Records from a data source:

● ● ● ●

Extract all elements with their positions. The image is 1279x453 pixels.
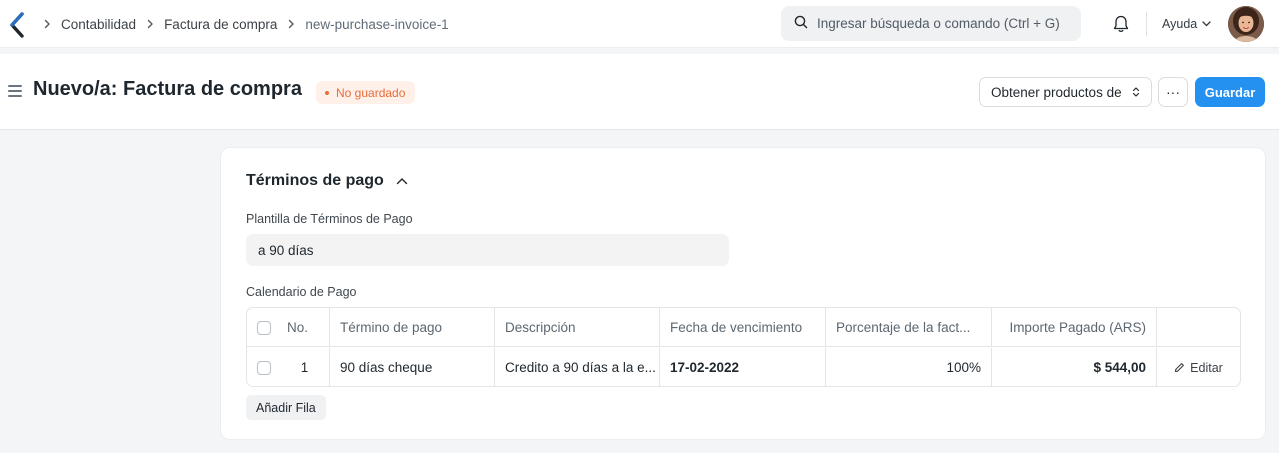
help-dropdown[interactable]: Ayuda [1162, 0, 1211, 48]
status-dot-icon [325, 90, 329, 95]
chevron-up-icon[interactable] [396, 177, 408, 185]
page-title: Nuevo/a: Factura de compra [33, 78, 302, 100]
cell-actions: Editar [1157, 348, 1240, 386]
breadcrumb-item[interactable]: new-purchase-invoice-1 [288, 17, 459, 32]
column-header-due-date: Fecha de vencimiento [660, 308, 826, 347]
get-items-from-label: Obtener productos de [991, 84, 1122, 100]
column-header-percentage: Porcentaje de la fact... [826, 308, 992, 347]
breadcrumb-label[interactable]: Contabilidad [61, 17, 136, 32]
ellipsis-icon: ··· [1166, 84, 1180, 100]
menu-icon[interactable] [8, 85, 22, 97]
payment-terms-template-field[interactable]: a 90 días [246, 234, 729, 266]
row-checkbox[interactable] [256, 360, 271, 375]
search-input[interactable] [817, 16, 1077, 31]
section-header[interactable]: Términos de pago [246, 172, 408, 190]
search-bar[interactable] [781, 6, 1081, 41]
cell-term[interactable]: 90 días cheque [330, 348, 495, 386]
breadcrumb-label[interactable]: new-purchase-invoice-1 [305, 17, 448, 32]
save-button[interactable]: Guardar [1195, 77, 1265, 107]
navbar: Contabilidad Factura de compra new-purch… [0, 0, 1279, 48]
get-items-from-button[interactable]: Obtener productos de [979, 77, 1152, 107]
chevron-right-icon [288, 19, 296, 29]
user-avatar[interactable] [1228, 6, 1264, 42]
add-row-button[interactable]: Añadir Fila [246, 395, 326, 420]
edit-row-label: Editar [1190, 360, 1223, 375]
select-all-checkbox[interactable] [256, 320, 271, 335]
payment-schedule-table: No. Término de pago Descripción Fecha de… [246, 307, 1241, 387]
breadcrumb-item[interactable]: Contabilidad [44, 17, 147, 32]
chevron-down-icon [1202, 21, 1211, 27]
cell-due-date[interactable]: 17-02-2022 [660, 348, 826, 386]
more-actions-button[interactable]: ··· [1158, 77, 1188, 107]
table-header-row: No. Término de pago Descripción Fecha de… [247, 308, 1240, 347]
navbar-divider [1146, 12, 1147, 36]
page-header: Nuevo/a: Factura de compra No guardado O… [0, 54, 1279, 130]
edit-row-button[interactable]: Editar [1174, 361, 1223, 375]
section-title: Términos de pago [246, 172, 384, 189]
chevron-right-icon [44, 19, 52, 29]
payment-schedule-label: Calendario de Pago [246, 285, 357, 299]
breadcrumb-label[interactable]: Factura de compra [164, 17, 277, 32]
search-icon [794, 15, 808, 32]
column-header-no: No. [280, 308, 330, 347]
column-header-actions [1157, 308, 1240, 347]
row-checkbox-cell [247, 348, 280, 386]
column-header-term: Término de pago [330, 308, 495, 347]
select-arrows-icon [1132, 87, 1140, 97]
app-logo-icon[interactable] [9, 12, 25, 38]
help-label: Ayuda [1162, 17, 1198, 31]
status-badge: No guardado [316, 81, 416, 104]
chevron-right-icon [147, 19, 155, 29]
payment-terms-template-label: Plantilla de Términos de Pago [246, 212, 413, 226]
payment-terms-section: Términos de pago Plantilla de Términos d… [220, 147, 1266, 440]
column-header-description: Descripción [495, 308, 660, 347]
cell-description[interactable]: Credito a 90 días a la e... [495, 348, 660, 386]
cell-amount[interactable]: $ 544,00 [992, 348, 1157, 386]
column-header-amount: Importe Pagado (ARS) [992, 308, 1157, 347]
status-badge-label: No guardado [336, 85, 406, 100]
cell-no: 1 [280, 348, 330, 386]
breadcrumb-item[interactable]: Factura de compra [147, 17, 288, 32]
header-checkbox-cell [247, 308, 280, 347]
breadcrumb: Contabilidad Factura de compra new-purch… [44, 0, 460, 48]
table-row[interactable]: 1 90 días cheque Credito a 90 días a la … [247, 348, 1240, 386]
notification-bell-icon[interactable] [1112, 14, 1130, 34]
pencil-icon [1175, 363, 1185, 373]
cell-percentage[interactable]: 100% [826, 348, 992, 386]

● ● ● ●

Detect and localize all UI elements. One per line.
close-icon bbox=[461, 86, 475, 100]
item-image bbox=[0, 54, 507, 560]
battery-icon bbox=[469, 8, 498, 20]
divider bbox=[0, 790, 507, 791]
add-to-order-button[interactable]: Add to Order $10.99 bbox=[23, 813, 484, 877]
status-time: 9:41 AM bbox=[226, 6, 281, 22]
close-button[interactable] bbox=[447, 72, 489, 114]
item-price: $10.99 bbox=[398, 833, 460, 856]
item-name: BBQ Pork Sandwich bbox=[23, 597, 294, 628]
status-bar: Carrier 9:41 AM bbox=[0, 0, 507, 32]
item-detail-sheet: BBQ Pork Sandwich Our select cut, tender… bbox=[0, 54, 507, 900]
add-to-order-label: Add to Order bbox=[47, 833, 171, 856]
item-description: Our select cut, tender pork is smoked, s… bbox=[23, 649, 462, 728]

● ● ● ●

**WHAT YOU HAVE TO DO**
Express the section of the listing that opens with the line containing "help-dropdown[interactable]: Ayuda [1162, 0, 1211, 48]" and closes with the line containing "search-input[interactable] [817, 16, 1077, 31]", both included, as a JSON list of strings with one string per line and blank lines omitted.

**EXERCISE RESPONSE**
[
  "help-dropdown[interactable]: Ayuda [1162, 0, 1211, 48]",
  "status-dot-icon [325, 90, 329, 95]",
  "chevron-up-icon[interactable] [396, 177, 408, 185]",
  "page-title: Nuevo/a: Factura de compra [33, 78, 302, 100]",
  "cell-actions: Editar [1157, 348, 1240, 386]",
  "breadcrumb-item[interactable]: new-purchase-invoice-1 [288, 17, 459, 32]",
  "column-header-due-date: Fecha de vencimiento [660, 308, 826, 347]",
  "get-items-from-label: Obtener productos de [991, 84, 1122, 100]",
  "column-header-percentage: Porcentaje de la fact... [826, 308, 992, 347]",
  "breadcrumb-label[interactable]: Contabilidad [61, 17, 136, 32]",
  "ellipsis-icon: ··· [1166, 84, 1180, 100]",
  "menu-icon[interactable] [8, 85, 22, 97]",
  "payment-terms-template-field[interactable]: a 90 días [246, 234, 729, 266]",
  "row-checkbox[interactable] [256, 360, 271, 375]",
  "search-input[interactable] [817, 16, 1077, 31]"
]